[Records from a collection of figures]
__________

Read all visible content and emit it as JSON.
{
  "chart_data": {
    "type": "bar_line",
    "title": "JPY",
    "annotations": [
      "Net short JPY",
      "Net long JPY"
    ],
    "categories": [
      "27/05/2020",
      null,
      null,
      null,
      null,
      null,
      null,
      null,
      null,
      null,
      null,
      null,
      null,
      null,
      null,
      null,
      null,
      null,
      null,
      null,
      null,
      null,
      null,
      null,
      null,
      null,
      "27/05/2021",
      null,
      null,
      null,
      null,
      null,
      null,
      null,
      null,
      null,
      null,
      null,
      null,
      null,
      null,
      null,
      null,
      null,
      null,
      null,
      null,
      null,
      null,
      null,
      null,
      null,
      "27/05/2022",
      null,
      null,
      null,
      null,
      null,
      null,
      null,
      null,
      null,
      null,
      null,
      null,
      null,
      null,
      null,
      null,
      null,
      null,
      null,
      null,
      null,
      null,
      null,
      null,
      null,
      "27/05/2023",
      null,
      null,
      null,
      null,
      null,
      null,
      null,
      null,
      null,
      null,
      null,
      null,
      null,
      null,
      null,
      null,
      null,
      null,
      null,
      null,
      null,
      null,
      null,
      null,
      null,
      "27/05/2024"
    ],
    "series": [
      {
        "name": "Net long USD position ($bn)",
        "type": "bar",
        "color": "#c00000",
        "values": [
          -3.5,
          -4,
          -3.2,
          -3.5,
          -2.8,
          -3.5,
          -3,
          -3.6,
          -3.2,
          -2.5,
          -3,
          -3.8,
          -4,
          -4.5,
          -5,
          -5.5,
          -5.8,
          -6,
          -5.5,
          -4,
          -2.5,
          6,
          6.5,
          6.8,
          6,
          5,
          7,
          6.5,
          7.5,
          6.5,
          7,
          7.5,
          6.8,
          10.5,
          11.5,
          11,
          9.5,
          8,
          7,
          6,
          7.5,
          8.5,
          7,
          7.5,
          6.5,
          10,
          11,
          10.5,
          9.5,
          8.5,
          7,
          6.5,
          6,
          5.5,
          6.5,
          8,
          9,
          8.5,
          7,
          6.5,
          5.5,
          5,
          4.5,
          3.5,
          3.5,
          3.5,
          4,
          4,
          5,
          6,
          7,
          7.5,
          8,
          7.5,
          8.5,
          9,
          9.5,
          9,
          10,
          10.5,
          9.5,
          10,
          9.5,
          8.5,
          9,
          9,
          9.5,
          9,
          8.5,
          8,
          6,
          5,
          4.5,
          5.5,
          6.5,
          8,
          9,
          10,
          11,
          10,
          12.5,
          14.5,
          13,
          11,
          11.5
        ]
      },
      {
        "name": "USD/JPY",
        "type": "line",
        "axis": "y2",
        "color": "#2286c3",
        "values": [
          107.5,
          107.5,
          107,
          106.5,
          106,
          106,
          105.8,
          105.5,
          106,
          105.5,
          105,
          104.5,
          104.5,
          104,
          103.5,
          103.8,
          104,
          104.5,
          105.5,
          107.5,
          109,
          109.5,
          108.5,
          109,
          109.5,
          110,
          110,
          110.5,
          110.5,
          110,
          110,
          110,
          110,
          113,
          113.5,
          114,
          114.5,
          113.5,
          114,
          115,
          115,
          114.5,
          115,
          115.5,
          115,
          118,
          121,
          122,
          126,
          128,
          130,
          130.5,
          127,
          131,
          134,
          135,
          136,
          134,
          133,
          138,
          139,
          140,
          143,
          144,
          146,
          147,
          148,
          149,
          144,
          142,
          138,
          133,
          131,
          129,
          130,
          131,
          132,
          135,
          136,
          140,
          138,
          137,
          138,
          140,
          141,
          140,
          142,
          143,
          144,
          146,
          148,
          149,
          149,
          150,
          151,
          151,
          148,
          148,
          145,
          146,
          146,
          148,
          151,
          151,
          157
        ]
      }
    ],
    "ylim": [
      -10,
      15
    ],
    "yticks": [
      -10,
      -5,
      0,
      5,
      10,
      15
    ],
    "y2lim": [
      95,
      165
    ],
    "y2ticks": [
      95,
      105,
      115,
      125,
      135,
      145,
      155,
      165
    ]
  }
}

__________

# [Problem description]
Find the lines with the string "long" and reproduce them.

# [Finished task]
      "Net long JPY"
        "name": "Net long USD position ($bn)",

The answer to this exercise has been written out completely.